Stored items
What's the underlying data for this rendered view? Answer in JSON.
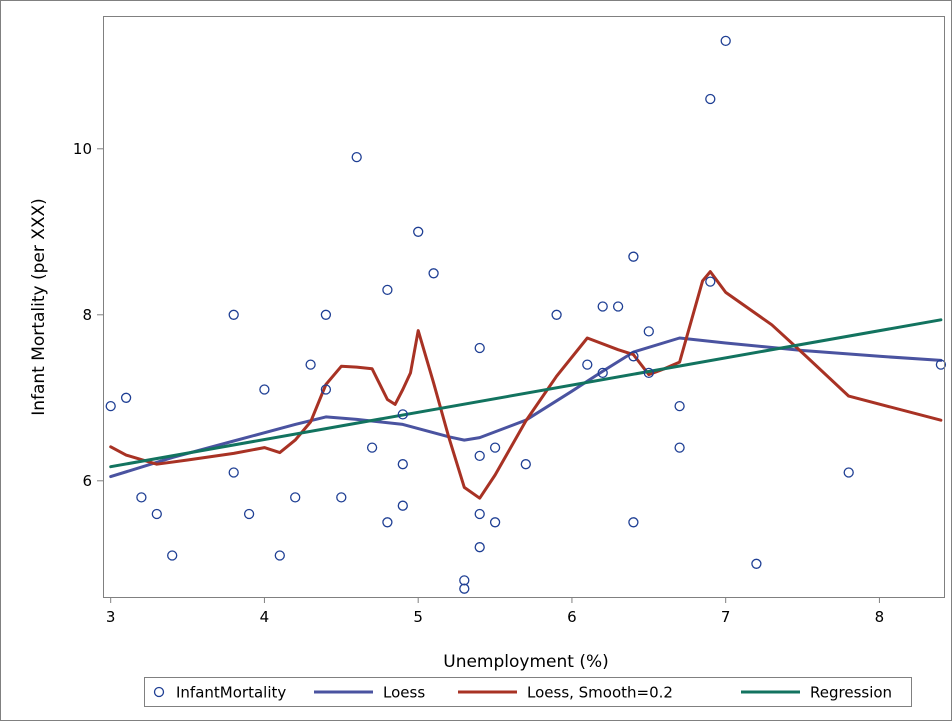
{
  "chart_data": {
    "type": "scatter",
    "title": "",
    "xlabel": "Unemployment (%)",
    "ylabel": "Infant Mortality (per XXX)",
    "xlim": [
      2.95,
      8.42
    ],
    "ylim": [
      4.6,
      11.6
    ],
    "x_ticks": [
      "3",
      "4",
      "5",
      "6",
      "7",
      "8"
    ],
    "y_ticks": [
      "6",
      "8",
      "10"
    ],
    "grid": false,
    "legend": {
      "position": "bottom",
      "entries": [
        "InfantMortality",
        "Loess",
        "Loess, Smooth=0.2",
        "Regression"
      ]
    },
    "colors": {
      "points": "#1f3f94",
      "loess": "#4a53a0",
      "loess_smooth": "#a83224",
      "regression": "#12735f",
      "frame": "#808080"
    },
    "series": [
      {
        "name": "InfantMortality",
        "type": "scatter",
        "points": [
          [
            3.0,
            6.9
          ],
          [
            3.1,
            7.0
          ],
          [
            3.2,
            5.8
          ],
          [
            3.3,
            5.6
          ],
          [
            3.4,
            5.1
          ],
          [
            3.8,
            8.0
          ],
          [
            3.8,
            6.1
          ],
          [
            3.9,
            5.6
          ],
          [
            4.0,
            7.1
          ],
          [
            4.1,
            5.1
          ],
          [
            4.2,
            5.8
          ],
          [
            4.3,
            7.4
          ],
          [
            4.4,
            8.0
          ],
          [
            4.4,
            7.1
          ],
          [
            4.5,
            5.8
          ],
          [
            4.6,
            9.9
          ],
          [
            4.7,
            6.4
          ],
          [
            4.8,
            8.3
          ],
          [
            4.8,
            5.5
          ],
          [
            4.9,
            6.8
          ],
          [
            4.9,
            6.2
          ],
          [
            4.9,
            5.7
          ],
          [
            5.0,
            9.0
          ],
          [
            5.1,
            8.5
          ],
          [
            5.3,
            4.8
          ],
          [
            5.3,
            4.7
          ],
          [
            5.4,
            7.6
          ],
          [
            5.4,
            6.3
          ],
          [
            5.4,
            5.6
          ],
          [
            5.4,
            5.2
          ],
          [
            5.5,
            6.4
          ],
          [
            5.5,
            5.5
          ],
          [
            5.7,
            6.2
          ],
          [
            5.9,
            8.0
          ],
          [
            6.1,
            7.4
          ],
          [
            6.2,
            8.1
          ],
          [
            6.2,
            7.3
          ],
          [
            6.3,
            8.1
          ],
          [
            6.4,
            8.7
          ],
          [
            6.4,
            7.5
          ],
          [
            6.4,
            5.5
          ],
          [
            6.5,
            7.8
          ],
          [
            6.5,
            7.3
          ],
          [
            6.7,
            6.9
          ],
          [
            6.7,
            6.4
          ],
          [
            6.9,
            10.6
          ],
          [
            6.9,
            8.4
          ],
          [
            7.0,
            11.3
          ],
          [
            7.2,
            5.0
          ],
          [
            7.8,
            6.1
          ],
          [
            8.4,
            7.4
          ]
        ]
      },
      {
        "name": "Loess",
        "type": "line",
        "points": [
          [
            3.0,
            6.05
          ],
          [
            3.4,
            6.28
          ],
          [
            3.8,
            6.48
          ],
          [
            4.2,
            6.68
          ],
          [
            4.4,
            6.77
          ],
          [
            4.6,
            6.74
          ],
          [
            4.9,
            6.68
          ],
          [
            5.2,
            6.53
          ],
          [
            5.3,
            6.49
          ],
          [
            5.4,
            6.52
          ],
          [
            5.7,
            6.73
          ],
          [
            6.0,
            7.08
          ],
          [
            6.2,
            7.32
          ],
          [
            6.4,
            7.55
          ],
          [
            6.7,
            7.72
          ],
          [
            7.0,
            7.66
          ],
          [
            7.5,
            7.57
          ],
          [
            8.0,
            7.5
          ],
          [
            8.4,
            7.45
          ]
        ]
      },
      {
        "name": "Loess, Smooth=0.2",
        "type": "line",
        "points": [
          [
            3.0,
            6.41
          ],
          [
            3.1,
            6.31
          ],
          [
            3.3,
            6.2
          ],
          [
            3.5,
            6.25
          ],
          [
            3.8,
            6.33
          ],
          [
            4.0,
            6.4
          ],
          [
            4.1,
            6.34
          ],
          [
            4.2,
            6.49
          ],
          [
            4.3,
            6.71
          ],
          [
            4.4,
            7.16
          ],
          [
            4.5,
            7.38
          ],
          [
            4.6,
            7.37
          ],
          [
            4.7,
            7.35
          ],
          [
            4.8,
            6.98
          ],
          [
            4.85,
            6.92
          ],
          [
            4.9,
            7.1
          ],
          [
            4.95,
            7.3
          ],
          [
            5.0,
            7.81
          ],
          [
            5.1,
            7.18
          ],
          [
            5.2,
            6.52
          ],
          [
            5.3,
            5.92
          ],
          [
            5.4,
            5.79
          ],
          [
            5.5,
            6.07
          ],
          [
            5.7,
            6.72
          ],
          [
            5.9,
            7.26
          ],
          [
            6.1,
            7.72
          ],
          [
            6.3,
            7.58
          ],
          [
            6.4,
            7.52
          ],
          [
            6.5,
            7.28
          ],
          [
            6.6,
            7.35
          ],
          [
            6.7,
            7.43
          ],
          [
            6.85,
            8.41
          ],
          [
            6.9,
            8.52
          ],
          [
            7.0,
            8.27
          ],
          [
            7.3,
            7.88
          ],
          [
            7.5,
            7.54
          ],
          [
            7.8,
            7.02
          ],
          [
            8.4,
            6.73
          ]
        ]
      },
      {
        "name": "Regression",
        "type": "line",
        "points": [
          [
            3.0,
            6.17
          ],
          [
            8.4,
            7.94
          ]
        ]
      }
    ]
  }
}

Do this> Print the records word for word and exclude any picture they hold.

Problem solution>
What's the underlying data for this rendered view? Answer in JSON.
{
  "chart_data": {
    "type": "scatter",
    "title": "",
    "xlabel": "Unemployment (%)",
    "ylabel": "Infant Mortality (per XXX)",
    "xlim": [
      2.95,
      8.42
    ],
    "ylim": [
      4.6,
      11.6
    ],
    "x_ticks": [
      "3",
      "4",
      "5",
      "6",
      "7",
      "8"
    ],
    "y_ticks": [
      "6",
      "8",
      "10"
    ],
    "grid": false,
    "legend": {
      "position": "bottom",
      "entries": [
        "InfantMortality",
        "Loess",
        "Loess, Smooth=0.2",
        "Regression"
      ]
    },
    "colors": {
      "points": "#1f3f94",
      "loess": "#4a53a0",
      "loess_smooth": "#a83224",
      "regression": "#12735f",
      "frame": "#808080"
    },
    "series": [
      {
        "name": "InfantMortality",
        "type": "scatter",
        "points": [
          [
            3.0,
            6.9
          ],
          [
            3.1,
            7.0
          ],
          [
            3.2,
            5.8
          ],
          [
            3.3,
            5.6
          ],
          [
            3.4,
            5.1
          ],
          [
            3.8,
            8.0
          ],
          [
            3.8,
            6.1
          ],
          [
            3.9,
            5.6
          ],
          [
            4.0,
            7.1
          ],
          [
            4.1,
            5.1
          ],
          [
            4.2,
            5.8
          ],
          [
            4.3,
            7.4
          ],
          [
            4.4,
            8.0
          ],
          [
            4.4,
            7.1
          ],
          [
            4.5,
            5.8
          ],
          [
            4.6,
            9.9
          ],
          [
            4.7,
            6.4
          ],
          [
            4.8,
            8.3
          ],
          [
            4.8,
            5.5
          ],
          [
            4.9,
            6.8
          ],
          [
            4.9,
            6.2
          ],
          [
            4.9,
            5.7
          ],
          [
            5.0,
            9.0
          ],
          [
            5.1,
            8.5
          ],
          [
            5.3,
            4.8
          ],
          [
            5.3,
            4.7
          ],
          [
            5.4,
            7.6
          ],
          [
            5.4,
            6.3
          ],
          [
            5.4,
            5.6
          ],
          [
            5.4,
            5.2
          ],
          [
            5.5,
            6.4
          ],
          [
            5.5,
            5.5
          ],
          [
            5.7,
            6.2
          ],
          [
            5.9,
            8.0
          ],
          [
            6.1,
            7.4
          ],
          [
            6.2,
            8.1
          ],
          [
            6.2,
            7.3
          ],
          [
            6.3,
            8.1
          ],
          [
            6.4,
            8.7
          ],
          [
            6.4,
            7.5
          ],
          [
            6.4,
            5.5
          ],
          [
            6.5,
            7.8
          ],
          [
            6.5,
            7.3
          ],
          [
            6.7,
            6.9
          ],
          [
            6.7,
            6.4
          ],
          [
            6.9,
            10.6
          ],
          [
            6.9,
            8.4
          ],
          [
            7.0,
            11.3
          ],
          [
            7.2,
            5.0
          ],
          [
            7.8,
            6.1
          ],
          [
            8.4,
            7.4
          ]
        ]
      },
      {
        "name": "Loess",
        "type": "line",
        "points": [
          [
            3.0,
            6.05
          ],
          [
            3.4,
            6.28
          ],
          [
            3.8,
            6.48
          ],
          [
            4.2,
            6.68
          ],
          [
            4.4,
            6.77
          ],
          [
            4.6,
            6.74
          ],
          [
            4.9,
            6.68
          ],
          [
            5.2,
            6.53
          ],
          [
            5.3,
            6.49
          ],
          [
            5.4,
            6.52
          ],
          [
            5.7,
            6.73
          ],
          [
            6.0,
            7.08
          ],
          [
            6.2,
            7.32
          ],
          [
            6.4,
            7.55
          ],
          [
            6.7,
            7.72
          ],
          [
            7.0,
            7.66
          ],
          [
            7.5,
            7.57
          ],
          [
            8.0,
            7.5
          ],
          [
            8.4,
            7.45
          ]
        ]
      },
      {
        "name": "Loess, Smooth=0.2",
        "type": "line",
        "points": [
          [
            3.0,
            6.41
          ],
          [
            3.1,
            6.31
          ],
          [
            3.3,
            6.2
          ],
          [
            3.5,
            6.25
          ],
          [
            3.8,
            6.33
          ],
          [
            4.0,
            6.4
          ],
          [
            4.1,
            6.34
          ],
          [
            4.2,
            6.49
          ],
          [
            4.3,
            6.71
          ],
          [
            4.4,
            7.16
          ],
          [
            4.5,
            7.38
          ],
          [
            4.6,
            7.37
          ],
          [
            4.7,
            7.35
          ],
          [
            4.8,
            6.98
          ],
          [
            4.85,
            6.92
          ],
          [
            4.9,
            7.1
          ],
          [
            4.95,
            7.3
          ],
          [
            5.0,
            7.81
          ],
          [
            5.1,
            7.18
          ],
          [
            5.2,
            6.52
          ],
          [
            5.3,
            5.92
          ],
          [
            5.4,
            5.79
          ],
          [
            5.5,
            6.07
          ],
          [
            5.7,
            6.72
          ],
          [
            5.9,
            7.26
          ],
          [
            6.1,
            7.72
          ],
          [
            6.3,
            7.58
          ],
          [
            6.4,
            7.52
          ],
          [
            6.5,
            7.28
          ],
          [
            6.6,
            7.35
          ],
          [
            6.7,
            7.43
          ],
          [
            6.85,
            8.41
          ],
          [
            6.9,
            8.52
          ],
          [
            7.0,
            8.27
          ],
          [
            7.3,
            7.88
          ],
          [
            7.5,
            7.54
          ],
          [
            7.8,
            7.02
          ],
          [
            8.4,
            6.73
          ]
        ]
      },
      {
        "name": "Regression",
        "type": "line",
        "points": [
          [
            3.0,
            6.17
          ],
          [
            8.4,
            7.94
          ]
        ]
      }
    ]
  }
}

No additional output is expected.